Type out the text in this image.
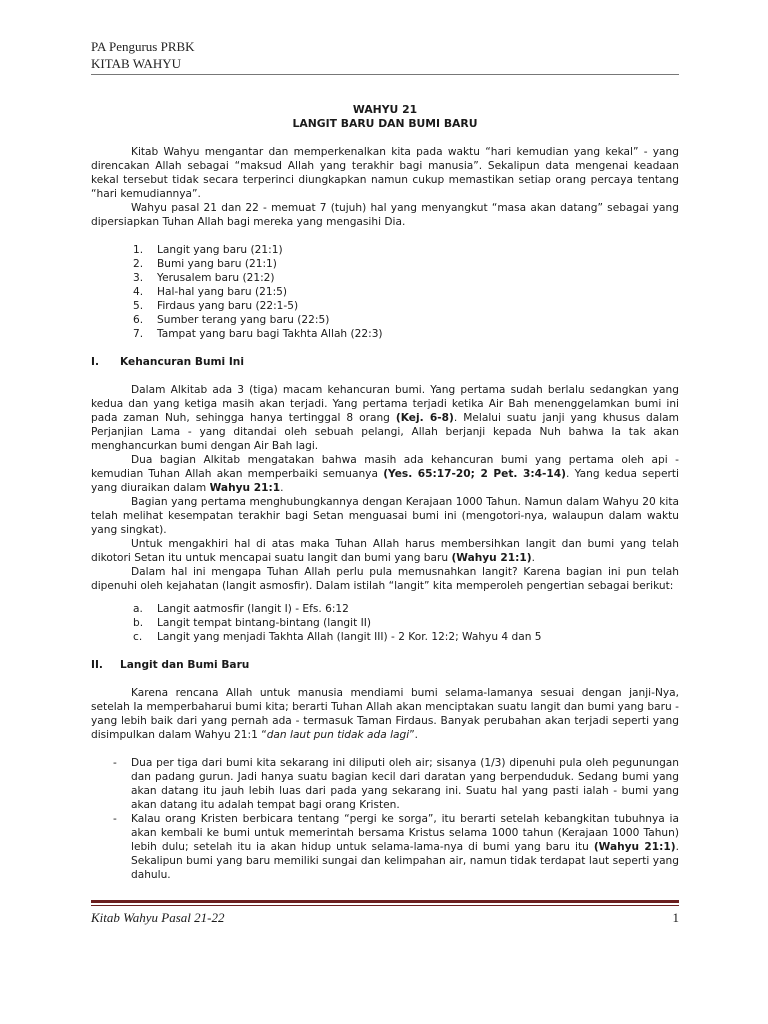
PA Pengurus PRBK
KITAB WAHYU

WAHYU 21

LANGIT BARU DAN BUMI BARU

Kitab Wahyu mengantar dan memperkenalkan kita pada waktu “hari kemudian yang kekal” - yang direncakan Allah sebagai “maksud Allah yang terakhir bagi manusia”. Sekalipun data mengenai keadaan kekal tersebut tidak secara terperinci diungkapkan namun cukup memastikan setiap orang percaya tentang “hari kemudiannya”.

Wahyu pasal 21 dan 22 - memuat 7 (tujuh) hal yang menyangkut “masa akan datang” sebagai yang dipersiapkan Tuhan Allah bagi mereka yang mengasihi Dia.

1. Langit yang baru (21:1)
2. Bumi yang baru (21:1)
3. Yerusalem baru (21:2)
4. Hal-hal yang baru (21:5)
5. Firdaus yang baru (22:1-5)
6. Sumber terang yang baru (22:5)
7. Tampat yang baru bagi Takhta Allah (22:3)

I. Kehancuran Bumi Ini

Dalam Alkitab ada 3 (tiga) macam kehancuran bumi. Yang pertama sudah berlalu sedangkan yang kedua dan yang ketiga masih akan terjadi. Yang pertama terjadi ketika Air Bah menenggelamkan bumi ini pada zaman Nuh, sehingga hanya tertinggal 8 orang (Kej. 6-8). Melalui suatu janji yang khusus dalam Perjanjian Lama - yang ditandai oleh sebuah pelangi, Allah berjanji kepada Nuh bahwa Ia tak akan menghancurkan bumi dengan Air Bah lagi.

Dua bagian Alkitab mengatakan bahwa masih ada kehancuran bumi yang pertama oleh api - kemudian Tuhan Allah akan memperbaiki semuanya (Yes. 65:17-20; 2 Pet. 3:4-14). Yang kedua seperti yang diuraikan dalam Wahyu 21:1.

Bagian yang pertama menghubungkannya dengan Kerajaan 1000 Tahun. Namun dalam Wahyu 20 kita telah melihat kesempatan terakhir bagi Setan menguasai bumi ini (mengotori-nya, walaupun dalam waktu yang singkat).

Untuk mengakhiri hal di atas maka Tuhan Allah harus membersihkan langit dan bumi yang telah dikotori Setan itu untuk mencapai suatu langit dan bumi yang baru (Wahyu 21:1).

Dalam hal ini mengapa Tuhan Allah perlu pula memusnahkan langit? Karena bagian ini pun telah dipenuhi oleh kejahatan (langit asmosfir). Dalam istilah “langit” kita memperoleh pengertian sebagai berikut:

a. Langit aatmosfir (langit I) - Efs. 6:12
b. Langit tempat bintang-bintang (langit II)
c. Langit yang menjadi Takhta Allah (langit III) - 2 Kor. 12:2; Wahyu 4 dan 5

II. Langit dan Bumi Baru

Karena rencana Allah untuk manusia mendiami bumi selama-lamanya sesuai dengan janji-Nya, setelah Ia memperbaharui bumi kita; berarti Tuhan Allah akan menciptakan suatu langit dan bumi yang baru - yang lebih baik dari yang pernah ada - termasuk Taman Firdaus. Banyak perubahan akan terjadi seperti yang disimpulkan dalam Wahyu 21:1 “dan laut pun tidak ada lagi”.

- Dua per tiga dari bumi kita sekarang ini diliputi oleh air; sisanya (1/3) dipenuhi pula oleh pegunungan dan padang gurun. Jadi hanya suatu bagian kecil dari daratan yang berpenduduk. Sedang bumi yang akan datang itu jauh lebih luas dari pada yang sekarang ini. Suatu hal yang pasti ialah - bumi yang akan datang itu adalah tempat bagi orang Kristen.
- Kalau orang Kristen berbicara tentang “pergi ke sorga”, itu berarti setelah kebangkitan tubuhnya ia akan kembali ke bumi untuk memerintah bersama Kristus selama 1000 tahun (Kerajaan 1000 Tahun) lebih dulu; setelah itu ia akan hidup untuk selama-lama-nya di bumi yang baru itu (Wahyu 21:1). Sekalipun bumi yang baru memiliki sungai dan kelimpahan air, namun tidak terdapat laut seperti yang dahulu.
Kitab Wahyu Pasal 21-22	1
_ _ _ _ _ _ _
- Set exercise: Each record above must be returned exactly as written, with its pictures omitted.

- Exercise result:
Type out the text in this image.
PA Pengurus PRBK
KITAB WAHYU

WAHYU 21

LANGIT BARU DAN BUMI BARU

Kitab Wahyu mengantar dan memperkenalkan kita pada waktu “hari kemudian yang kekal” - yang direncakan Allah sebagai “maksud Allah yang terakhir bagi manusia”. Sekalipun data mengenai keadaan kekal tersebut tidak secara terperinci diungkapkan namun cukup memastikan setiap orang percaya tentang “hari kemudiannya”.

Wahyu pasal 21 dan 22 - memuat 7 (tujuh) hal yang menyangkut “masa akan datang” sebagai yang dipersiapkan Tuhan Allah bagi mereka yang mengasihi Dia.

1. Langit yang baru (21:1)
2. Bumi yang baru (21:1)
3. Yerusalem baru (21:2)
4. Hal-hal yang baru (21:5)
5. Firdaus yang baru (22:1-5)
6. Sumber terang yang baru (22:5)
7. Tampat yang baru bagi Takhta Allah (22:3)

I. Kehancuran Bumi Ini

Dalam Alkitab ada 3 (tiga) macam kehancuran bumi. Yang pertama sudah berlalu sedangkan yang kedua dan yang ketiga masih akan terjadi. Yang pertama terjadi ketika Air Bah menenggelamkan bumi ini pada zaman Nuh, sehingga hanya tertinggal 8 orang (Kej. 6-8). Melalui suatu janji yang khusus dalam Perjanjian Lama - yang ditandai oleh sebuah pelangi, Allah berjanji kepada Nuh bahwa Ia tak akan menghancurkan bumi dengan Air Bah lagi.

Dua bagian Alkitab mengatakan bahwa masih ada kehancuran bumi yang pertama oleh api - kemudian Tuhan Allah akan memperbaiki semuanya (Yes. 65:17-20; 2 Pet. 3:4-14). Yang kedua seperti yang diuraikan dalam Wahyu 21:1.

Bagian yang pertama menghubungkannya dengan Kerajaan 1000 Tahun. Namun dalam Wahyu 20 kita telah melihat kesempatan terakhir bagi Setan menguasai bumi ini (mengotori-nya, walaupun dalam waktu yang singkat).

Untuk mengakhiri hal di atas maka Tuhan Allah harus membersihkan langit dan bumi yang telah dikotori Setan itu untuk mencapai suatu langit dan bumi yang baru (Wahyu 21:1).

Dalam hal ini mengapa Tuhan Allah perlu pula memusnahkan langit? Karena bagian ini pun telah dipenuhi oleh kejahatan (langit asmosfir). Dalam istilah “langit” kita memperoleh pengertian sebagai berikut:

a. Langit aatmosfir (langit I) - Efs. 6:12
b. Langit tempat bintang-bintang (langit II)
c. Langit yang menjadi Takhta Allah (langit III) - 2 Kor. 12:2; Wahyu 4 dan 5

II. Langit dan Bumi Baru

Karena rencana Allah untuk manusia mendiami bumi selama-lamanya sesuai dengan janji-Nya, setelah Ia memperbaharui bumi kita; berarti Tuhan Allah akan menciptakan suatu langit dan bumi yang baru - yang lebih baik dari yang pernah ada - termasuk Taman Firdaus. Banyak perubahan akan terjadi seperti yang disimpulkan dalam Wahyu 21:1 “dan laut pun tidak ada lagi”.

- Dua per tiga dari bumi kita sekarang ini diliputi oleh air; sisanya (1/3) dipenuhi pula oleh pegunungan dan padang gurun. Jadi hanya suatu bagian kecil dari daratan yang berpenduduk. Sedang bumi yang akan datang itu jauh lebih luas dari pada yang sekarang ini. Suatu hal yang pasti ialah - bumi yang akan datang itu adalah tempat bagi orang Kristen.
- Kalau orang Kristen berbicara tentang “pergi ke sorga”, itu berarti setelah kebangkitan tubuhnya ia akan kembali ke bumi untuk memerintah bersama Kristus selama 1000 tahun (Kerajaan 1000 Tahun) lebih dulu; setelah itu ia akan hidup untuk selama-lama-nya di bumi yang baru itu (Wahyu 21:1). Sekalipun bumi yang baru memiliki sungai dan kelimpahan air, namun tidak terdapat laut seperti yang dahulu.
Kitab Wahyu Pasal 21-22	1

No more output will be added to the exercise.